Dataset items
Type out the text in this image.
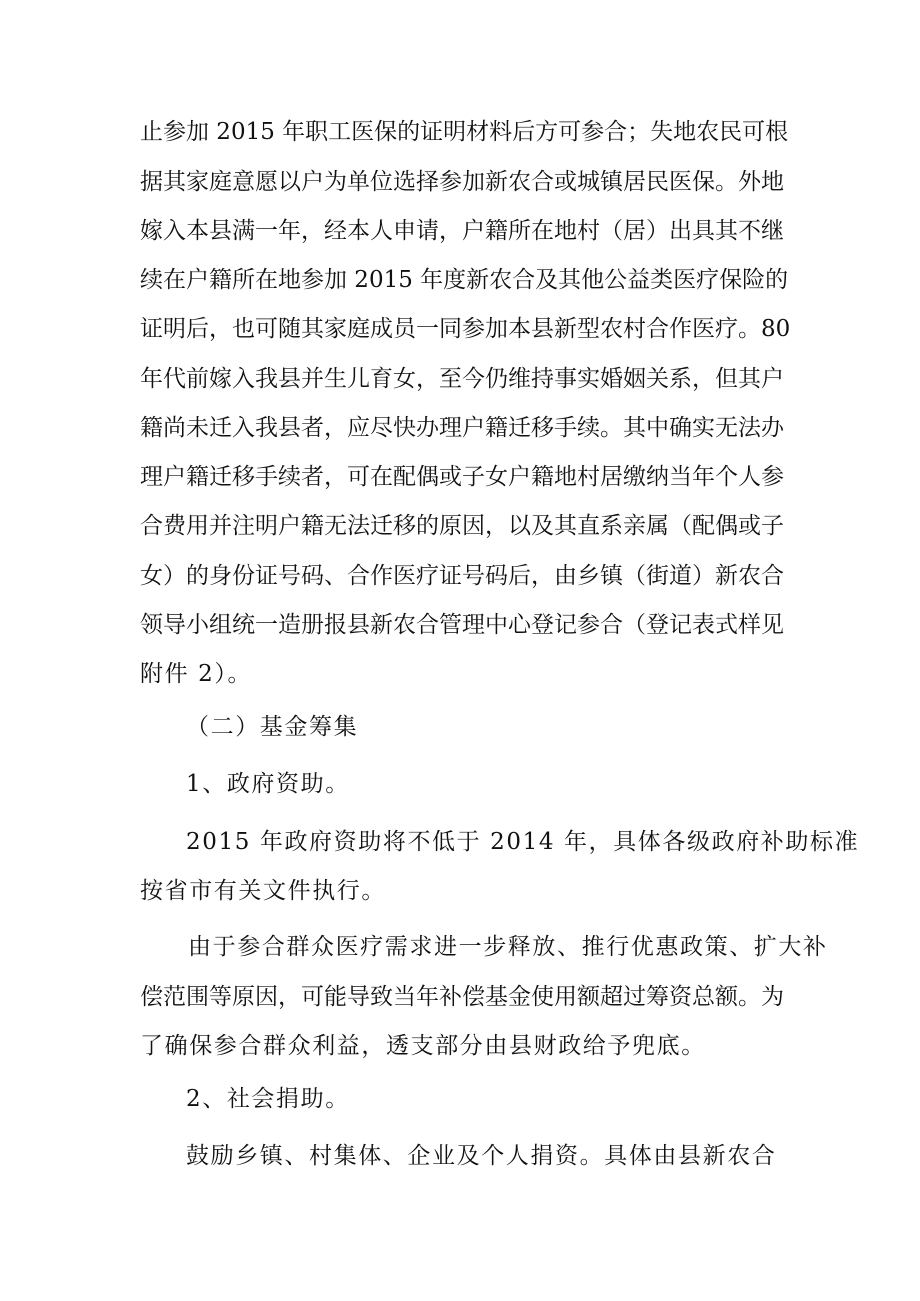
止参加 2015 年职工医保的证明材料后方可参合；失地农民可根
据其家庭意愿以户为单位选择参加新农合或城镇居民医保。外地
嫁入本县满一年，经本人申请，户籍所在地村（居）出具其不继
续在户籍所在地参加 2015 年度新农合及其他公益类医疗保险的
证明后，也可随其家庭成员一同参加本县新型农村合作医疗。80
年代前嫁入我县并生儿育女，至今仍维持事实婚姻关系，但其户
籍尚未迁入我县者，应尽快办理户籍迁移手续。其中确实无法办
理户籍迁移手续者，可在配偶或子女户籍地村居缴纳当年个人参
合费用并注明户籍无法迁移的原因，以及其直系亲属（配偶或子
女）的身份证号码、合作医疗证号码后，由乡镇（街道）新农合
领导小组统一造册报县新农合管理中心登记参合（登记表式样见
附件 2）。
（二）基金筹集
1、政府资助。
2015 年政府资助将不低于 2014 年，具体各级政府补助标准
按省市有关文件执行。
由于参合群众医疗需求进一步释放、推行优惠政策、扩大补
偿范围等原因，可能导致当年补偿基金使用额超过筹资总额。为
了确保参合群众利益，透支部分由县财政给予兜底。
2、社会捐助。
鼓励乡镇、村集体、企业及个人捐资。具体由县新农合
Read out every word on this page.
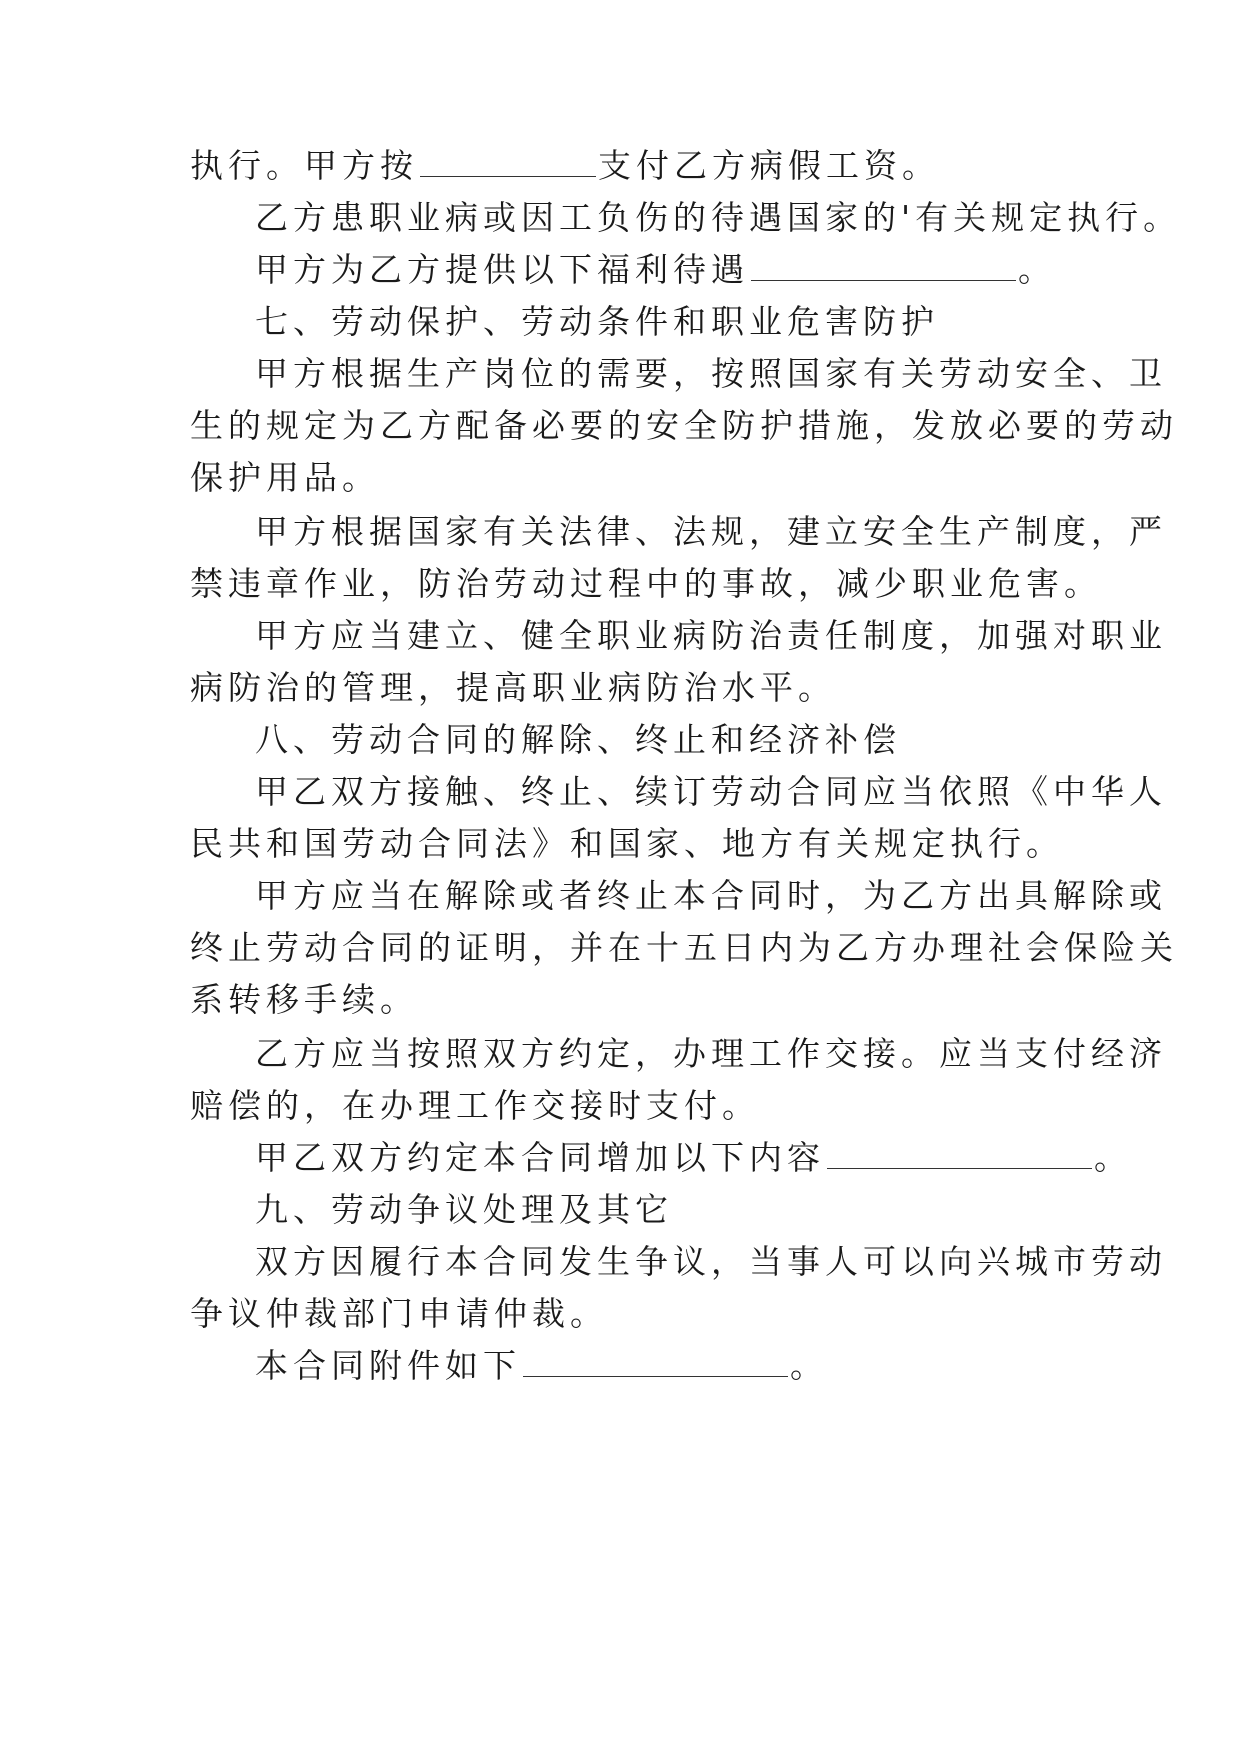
执行。甲方按	支付乙方病假工资。
乙方患职业病或因工负伤的待遇国家的'有关规定执行。
甲方为乙方提供以下福利待遇	。
七、劳动保护、劳动条件和职业危害防护
甲方根据生产岗位的需要，按照国家有关劳动安全、卫
生的规定为乙方配备必要的安全防护措施，发放必要的劳动
保护用品。
甲方根据国家有关法律、法规，建立安全生产制度，严
禁违章作业，防治劳动过程中的事故，减少职业危害。
甲方应当建立、健全职业病防治责任制度，加强对职业
病防治的管理，提高职业病防治水平。
八、劳动合同的解除、终止和经济补偿
甲乙双方接触、终止、续订劳动合同应当依照《中华人
民共和国劳动合同法》和国家、地方有关规定执行。
甲方应当在解除或者终止本合同时，为乙方出具解除或
终止劳动合同的证明，并在十五日内为乙方办理社会保险关
系转移手续。
乙方应当按照双方约定，办理工作交接。应当支付经济
赔偿的，在办理工作交接时支付。
甲乙双方约定本合同增加以下内容	。
九、劳动争议处理及其它
双方因履行本合同发生争议，当事人可以向兴城市劳动
争议仲裁部门申请仲裁。
本合同附件如下	。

> **Exercise task**:
Restate the entire listing word for word, excluding pictures.

> **Task answer**:
Type out the text in this image.
止参加 2015 年职工医保的证明材料后方可参合；失地农民可根
据其家庭意愿以户为单位选择参加新农合或城镇居民医保。外地
嫁入本县满一年，经本人申请，户籍所在地村（居）出具其不继
续在户籍所在地参加 2015 年度新农合及其他公益类医疗保险的
证明后，也可随其家庭成员一同参加本县新型农村合作医疗。80
年代前嫁入我县并生儿育女，至今仍维持事实婚姻关系，但其户
籍尚未迁入我县者，应尽快办理户籍迁移手续。其中确实无法办
理户籍迁移手续者，可在配偶或子女户籍地村居缴纳当年个人参
合费用并注明户籍无法迁移的原因，以及其直系亲属（配偶或子
女）的身份证号码、合作医疗证号码后，由乡镇（街道）新农合
领导小组统一造册报县新农合管理中心登记参合（登记表式样见
附件 2）。
（二）基金筹集
1、政府资助。
2015 年政府资助将不低于 2014 年，具体各级政府补助标准
按省市有关文件执行。
由于参合群众医疗需求进一步释放、推行优惠政策、扩大补
偿范围等原因，可能导致当年补偿基金使用额超过筹资总额。为
了确保参合群众利益，透支部分由县财政给予兜底。
2、社会捐助。
鼓励乡镇、村集体、企业及个人捐资。具体由县新农合
Read out every word on this page.
执行。甲方按	支付乙方病假工资。
乙方患职业病或因工负伤的待遇国家的'有关规定执行。
甲方为乙方提供以下福利待遇	。
七、劳动保护、劳动条件和职业危害防护
甲方根据生产岗位的需要，按照国家有关劳动安全、卫
生的规定为乙方配备必要的安全防护措施，发放必要的劳动
保护用品。
甲方根据国家有关法律、法规，建立安全生产制度，严
禁违章作业，防治劳动过程中的事故，减少职业危害。
甲方应当建立、健全职业病防治责任制度，加强对职业
病防治的管理，提高职业病防治水平。
八、劳动合同的解除、终止和经济补偿
甲乙双方接触、终止、续订劳动合同应当依照《中华人
民共和国劳动合同法》和国家、地方有关规定执行。
甲方应当在解除或者终止本合同时，为乙方出具解除或
终止劳动合同的证明，并在十五日内为乙方办理社会保险关
系转移手续。
乙方应当按照双方约定，办理工作交接。应当支付经济
赔偿的，在办理工作交接时支付。
甲乙双方约定本合同增加以下内容	。
九、劳动争议处理及其它
双方因履行本合同发生争议，当事人可以向兴城市劳动
争议仲裁部门申请仲裁。
本合同附件如下	。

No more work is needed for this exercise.